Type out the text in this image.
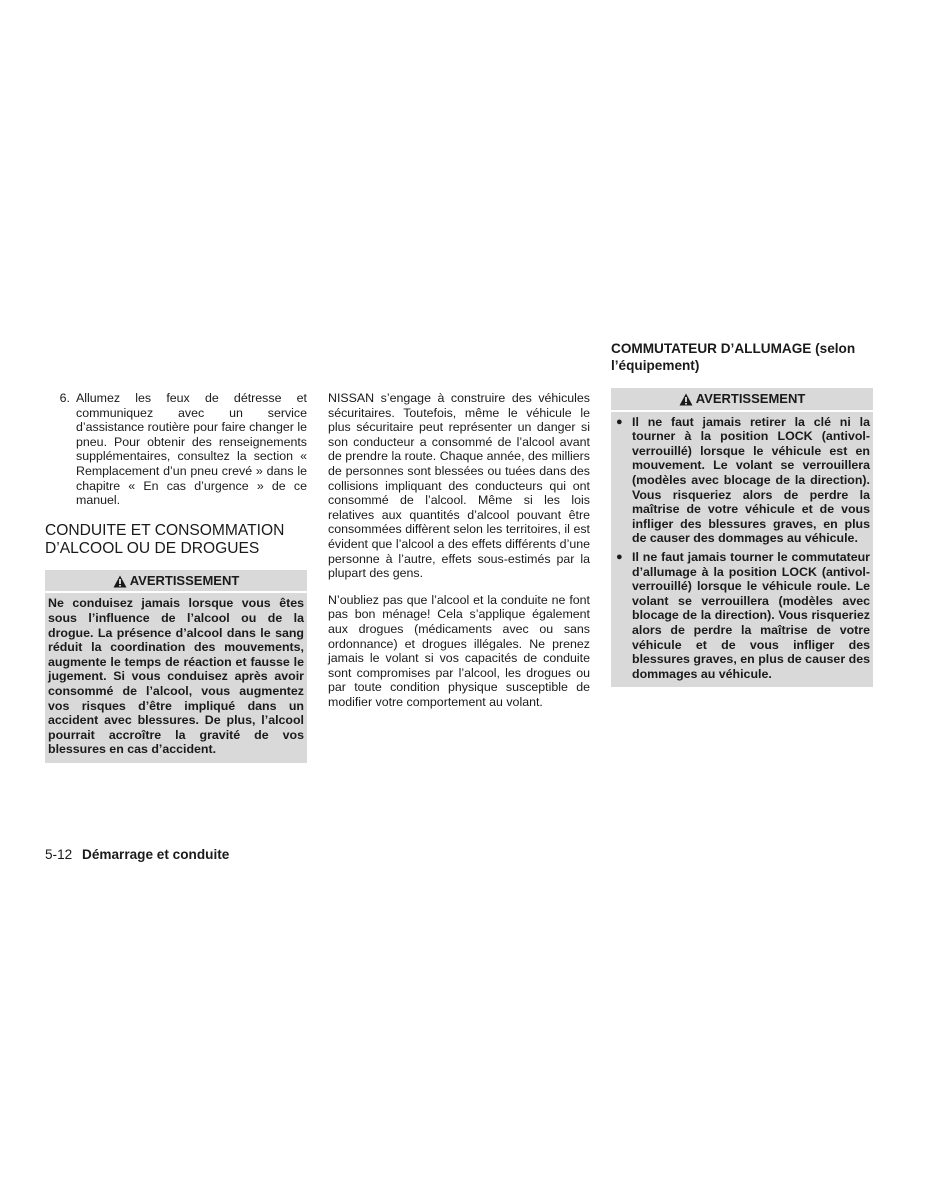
6. Allumez les feux de détresse et communiquez avec un service d’assistance routière pour faire changer le pneu. Pour obtenir des renseignements supplémentaires, consultez la section « Remplacement d’un pneu crevé » dans le chapitre « En cas d’urgence » de ce manuel.
CONDUITE ET CONSOMMATION D’ALCOOL OU DE DROGUES
AVERTISSEMENT
Ne conduisez jamais lorsque vous êtes sous l’influence de l’alcool ou de la drogue. La présence d’alcool dans le sang réduit la coordination des mouvements, augmente le temps de réaction et fausse le jugement. Si vous conduisez après avoir consommé de l’alcool, vous augmentez vos risques d’être impliqué dans un accident avec blessures. De plus, l’alcool pourrait accroître la gravité de vos blessures en cas d’accident.

NISSAN s’engage à construire des véhicules sécuritaires. Toutefois, même le véhicule le plus sécuritaire peut représenter un danger si son conducteur a consommé de l’alcool avant de prendre la route. Chaque année, des milliers de personnes sont blessées ou tuées dans des collisions impliquant des conducteurs qui ont consommé de l’alcool. Même si les lois relatives aux quantités d’alcool pouvant être consommées diffèrent selon les territoires, il est évident que l’alcool a des effets différents d’une personne à l’autre, effets sous-estimés par la plupart des gens.

N’oubliez pas que l’alcool et la conduite ne font pas bon ménage! Cela s’applique également aux drogues (médicaments avec ou sans ordonnance) et drogues illégales. Ne prenez jamais le volant si vos capacités de conduite sont compromises par l’alcool, les drogues ou par toute condition physique susceptible de modifier votre comportement au volant.

COMMUTATEUR D’ALLUMAGE (selon l’équipement)
AVERTISSEMENT
● Il ne faut jamais retirer la clé ni la tourner à la position LOCK (antivol-verrouillé) lorsque le véhicule est en mouvement. Le volant se verrouillera (modèles avec blocage de la direction). Vous risqueriez alors de perdre la maîtrise de votre véhicule et de vous infliger des blessures graves, en plus de causer des dommages au véhicule.
● Il ne faut jamais tourner le commutateur d’allumage à la position LOCK (antivol-verrouillé) lorsque le véhicule roule. Le volant se verrouillera (modèles avec blocage de la direction). Vous risqueriez alors de perdre la maîtrise de votre véhicule et de vous infliger des blessures graves, en plus de causer des dommages au véhicule.
5-12 Démarrage et conduite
☆ ☆ ☆
■ Direction
Reproduce the material above in full, exactly, with no images.

■ Solution
Type out the text in this image.
6. Allumez les feux de détresse et communiquez avec un service d’assistance routière pour faire changer le pneu. Pour obtenir des renseignements supplémentaires, consultez la section « Remplacement d’un pneu crevé » dans le chapitre « En cas d’urgence » de ce manuel.
CONDUITE ET CONSOMMATION D’ALCOOL OU DE DROGUES
AVERTISSEMENT
Ne conduisez jamais lorsque vous êtes sous l’influence de l’alcool ou de la drogue. La présence d’alcool dans le sang réduit la coordination des mouvements, augmente le temps de réaction et fausse le jugement. Si vous conduisez après avoir consommé de l’alcool, vous augmentez vos risques d’être impliqué dans un accident avec blessures. De plus, l’alcool pourrait accroître la gravité de vos blessures en cas d’accident.

NISSAN s’engage à construire des véhicules sécuritaires. Toutefois, même le véhicule le plus sécuritaire peut représenter un danger si son conducteur a consommé de l’alcool avant de prendre la route. Chaque année, des milliers de personnes sont blessées ou tuées dans des collisions impliquant des conducteurs qui ont consommé de l’alcool. Même si les lois relatives aux quantités d’alcool pouvant être consommées diffèrent selon les territoires, il est évident que l’alcool a des effets différents d’une personne à l’autre, effets sous-estimés par la plupart des gens.

N’oubliez pas que l’alcool et la conduite ne font pas bon ménage! Cela s’applique également aux drogues (médicaments avec ou sans ordonnance) et drogues illégales. Ne prenez jamais le volant si vos capacités de conduite sont compromises par l’alcool, les drogues ou par toute condition physique susceptible de modifier votre comportement au volant.

COMMUTATEUR D’ALLUMAGE (selon l’équipement)
AVERTISSEMENT
● Il ne faut jamais retirer la clé ni la tourner à la position LOCK (antivol-verrouillé) lorsque le véhicule est en mouvement. Le volant se verrouillera (modèles avec blocage de la direction). Vous risqueriez alors de perdre la maîtrise de votre véhicule et de vous infliger des blessures graves, en plus de causer des dommages au véhicule.
● Il ne faut jamais tourner le commutateur d’allumage à la position LOCK (antivol-verrouillé) lorsque le véhicule roule. Le volant se verrouillera (modèles avec blocage de la direction). Vous risqueriez alors de perdre la maîtrise de votre véhicule et de vous infliger des blessures graves, en plus de causer des dommages au véhicule.
5-12 Démarrage et conduite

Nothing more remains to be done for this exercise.